» **Requirements**
Write out the data below in full. Keep it exact.

>>>>>

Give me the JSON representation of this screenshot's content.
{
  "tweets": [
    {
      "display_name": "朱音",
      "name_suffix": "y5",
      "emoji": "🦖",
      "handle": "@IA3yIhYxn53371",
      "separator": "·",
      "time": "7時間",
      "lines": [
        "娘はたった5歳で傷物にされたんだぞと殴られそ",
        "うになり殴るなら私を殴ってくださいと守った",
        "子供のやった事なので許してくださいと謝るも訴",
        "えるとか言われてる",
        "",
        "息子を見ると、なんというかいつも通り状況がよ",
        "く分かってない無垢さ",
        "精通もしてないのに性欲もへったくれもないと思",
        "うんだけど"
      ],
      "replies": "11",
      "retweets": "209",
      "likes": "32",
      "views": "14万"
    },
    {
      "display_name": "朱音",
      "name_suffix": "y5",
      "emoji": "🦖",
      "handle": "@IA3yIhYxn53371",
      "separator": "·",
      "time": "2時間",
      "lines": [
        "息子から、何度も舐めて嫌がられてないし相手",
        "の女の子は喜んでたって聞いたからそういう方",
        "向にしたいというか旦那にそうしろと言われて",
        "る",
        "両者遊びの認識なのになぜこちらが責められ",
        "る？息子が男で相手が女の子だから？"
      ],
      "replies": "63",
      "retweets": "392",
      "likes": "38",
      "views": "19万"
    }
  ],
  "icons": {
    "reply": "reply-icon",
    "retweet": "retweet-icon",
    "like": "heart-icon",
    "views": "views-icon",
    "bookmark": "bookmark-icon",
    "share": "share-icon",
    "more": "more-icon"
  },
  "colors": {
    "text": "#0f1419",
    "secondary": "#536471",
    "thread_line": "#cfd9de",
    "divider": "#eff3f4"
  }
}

<<<<<

» **The answer**
Give me the JSON representation of this screenshot's content.
{
  "tweets": [
    {
      "display_name": "朱音",
      "name_suffix": "y5",
      "emoji": "🦖",
      "handle": "@IA3yIhYxn53371",
      "separator": "·",
      "time": "7時間",
      "lines": [
        "娘はたった5歳で傷物にされたんだぞと殴られそ",
        "うになり殴るなら私を殴ってくださいと守った",
        "子供のやった事なので許してくださいと謝るも訴",
        "えるとか言われてる",
        "",
        "息子を見ると、なんというかいつも通り状況がよ",
        "く分かってない無垢さ",
        "精通もしてないのに性欲もへったくれもないと思",
        "うんだけど"
      ],
      "replies": "11",
      "retweets": "209",
      "likes": "32",
      "views": "14万"
    },
    {
      "display_name": "朱音",
      "name_suffix": "y5",
      "emoji": "🦖",
      "handle": "@IA3yIhYxn53371",
      "separator": "·",
      "time": "2時間",
      "lines": [
        "息子から、何度も舐めて嫌がられてないし相手",
        "の女の子は喜んでたって聞いたからそういう方",
        "向にしたいというか旦那にそうしろと言われて",
        "る",
        "両者遊びの認識なのになぜこちらが責められ",
        "る？息子が男で相手が女の子だから？"
      ],
      "replies": "63",
      "retweets": "392",
      "likes": "38",
      "views": "19万"
    }
  ],
  "icons": {
    "reply": "reply-icon",
    "retweet": "retweet-icon",
    "like": "heart-icon",
    "views": "views-icon",
    "bookmark": "bookmark-icon",
    "share": "share-icon",
    "more": "more-icon"
  },
  "colors": {
    "text": "#0f1419",
    "secondary": "#536471",
    "thread_line": "#cfd9de",
    "divider": "#eff3f4"
  }
}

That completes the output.